Your objective:
Locate every line in the records below that holds the word "image" and return each one.

[Records from a data source]
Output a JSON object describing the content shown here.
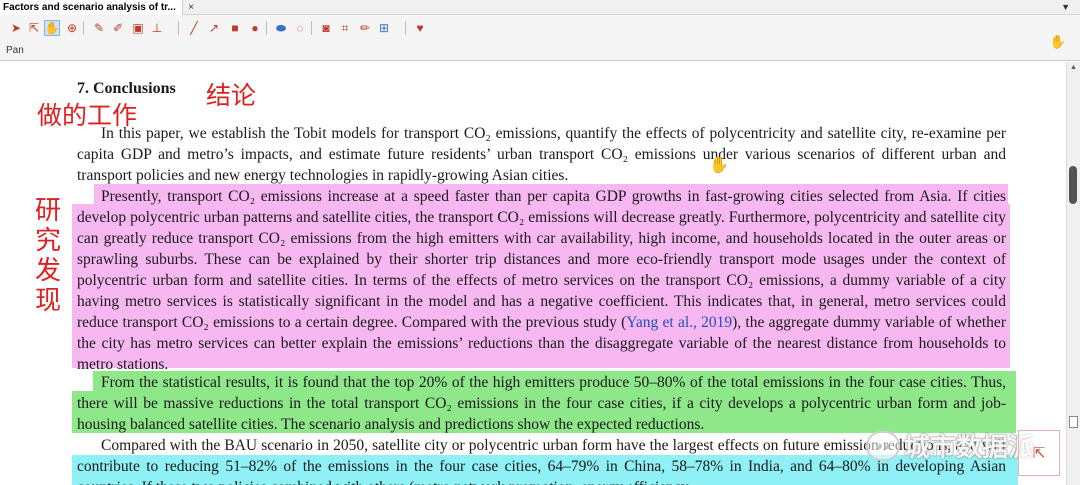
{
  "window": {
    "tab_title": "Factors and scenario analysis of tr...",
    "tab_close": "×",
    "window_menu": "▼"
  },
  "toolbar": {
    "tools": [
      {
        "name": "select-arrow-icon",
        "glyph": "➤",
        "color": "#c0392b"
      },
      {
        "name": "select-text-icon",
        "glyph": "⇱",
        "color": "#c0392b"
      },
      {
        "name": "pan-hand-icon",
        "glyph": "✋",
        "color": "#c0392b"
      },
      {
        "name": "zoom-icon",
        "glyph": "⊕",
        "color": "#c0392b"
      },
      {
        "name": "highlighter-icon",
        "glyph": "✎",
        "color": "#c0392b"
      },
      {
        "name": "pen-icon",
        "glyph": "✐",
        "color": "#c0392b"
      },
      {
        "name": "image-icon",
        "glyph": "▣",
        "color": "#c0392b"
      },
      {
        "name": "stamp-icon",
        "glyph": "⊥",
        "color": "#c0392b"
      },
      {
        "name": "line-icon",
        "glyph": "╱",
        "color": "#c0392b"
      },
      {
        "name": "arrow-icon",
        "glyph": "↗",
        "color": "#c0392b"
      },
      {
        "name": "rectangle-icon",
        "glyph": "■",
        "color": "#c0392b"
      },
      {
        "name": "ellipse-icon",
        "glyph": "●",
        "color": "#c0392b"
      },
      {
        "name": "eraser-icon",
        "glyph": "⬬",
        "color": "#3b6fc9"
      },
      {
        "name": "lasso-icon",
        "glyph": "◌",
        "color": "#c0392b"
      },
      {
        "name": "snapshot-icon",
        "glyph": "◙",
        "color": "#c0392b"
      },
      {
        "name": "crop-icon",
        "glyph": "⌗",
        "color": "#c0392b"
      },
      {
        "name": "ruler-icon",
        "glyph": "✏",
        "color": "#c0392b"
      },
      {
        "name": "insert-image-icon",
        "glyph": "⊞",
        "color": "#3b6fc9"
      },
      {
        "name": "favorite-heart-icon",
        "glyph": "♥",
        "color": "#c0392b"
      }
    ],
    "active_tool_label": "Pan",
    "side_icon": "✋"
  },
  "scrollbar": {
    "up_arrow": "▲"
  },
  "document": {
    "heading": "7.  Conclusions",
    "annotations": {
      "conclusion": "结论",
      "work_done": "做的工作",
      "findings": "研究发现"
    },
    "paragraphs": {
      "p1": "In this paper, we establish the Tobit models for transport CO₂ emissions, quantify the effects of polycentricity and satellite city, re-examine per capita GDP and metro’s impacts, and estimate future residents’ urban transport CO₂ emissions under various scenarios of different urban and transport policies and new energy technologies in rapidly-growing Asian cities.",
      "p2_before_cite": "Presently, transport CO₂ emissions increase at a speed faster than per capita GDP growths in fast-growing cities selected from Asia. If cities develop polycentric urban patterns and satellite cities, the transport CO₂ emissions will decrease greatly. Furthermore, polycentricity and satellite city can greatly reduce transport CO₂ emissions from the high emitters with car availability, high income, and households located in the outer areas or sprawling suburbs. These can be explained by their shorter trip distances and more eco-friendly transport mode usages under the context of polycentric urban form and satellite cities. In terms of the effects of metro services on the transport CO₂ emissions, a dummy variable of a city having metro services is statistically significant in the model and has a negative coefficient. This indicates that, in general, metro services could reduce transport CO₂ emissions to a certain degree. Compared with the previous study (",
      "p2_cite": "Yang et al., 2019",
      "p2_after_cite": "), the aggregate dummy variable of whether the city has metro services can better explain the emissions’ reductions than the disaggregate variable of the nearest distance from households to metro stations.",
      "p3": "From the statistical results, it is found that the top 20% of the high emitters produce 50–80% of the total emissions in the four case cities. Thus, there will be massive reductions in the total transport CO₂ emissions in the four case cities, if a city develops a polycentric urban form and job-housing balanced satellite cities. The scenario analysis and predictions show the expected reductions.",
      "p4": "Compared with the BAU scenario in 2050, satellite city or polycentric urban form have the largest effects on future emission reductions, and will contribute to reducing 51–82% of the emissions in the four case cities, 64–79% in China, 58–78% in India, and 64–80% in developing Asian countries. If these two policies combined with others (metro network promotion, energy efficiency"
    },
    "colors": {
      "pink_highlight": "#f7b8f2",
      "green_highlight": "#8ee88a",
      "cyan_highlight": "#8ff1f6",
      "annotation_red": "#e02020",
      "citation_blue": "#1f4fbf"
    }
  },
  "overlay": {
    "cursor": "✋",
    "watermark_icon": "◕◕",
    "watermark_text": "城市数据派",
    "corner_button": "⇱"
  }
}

Solved exercise:
        "name": "image-icon",
        "name": "insert-image-icon",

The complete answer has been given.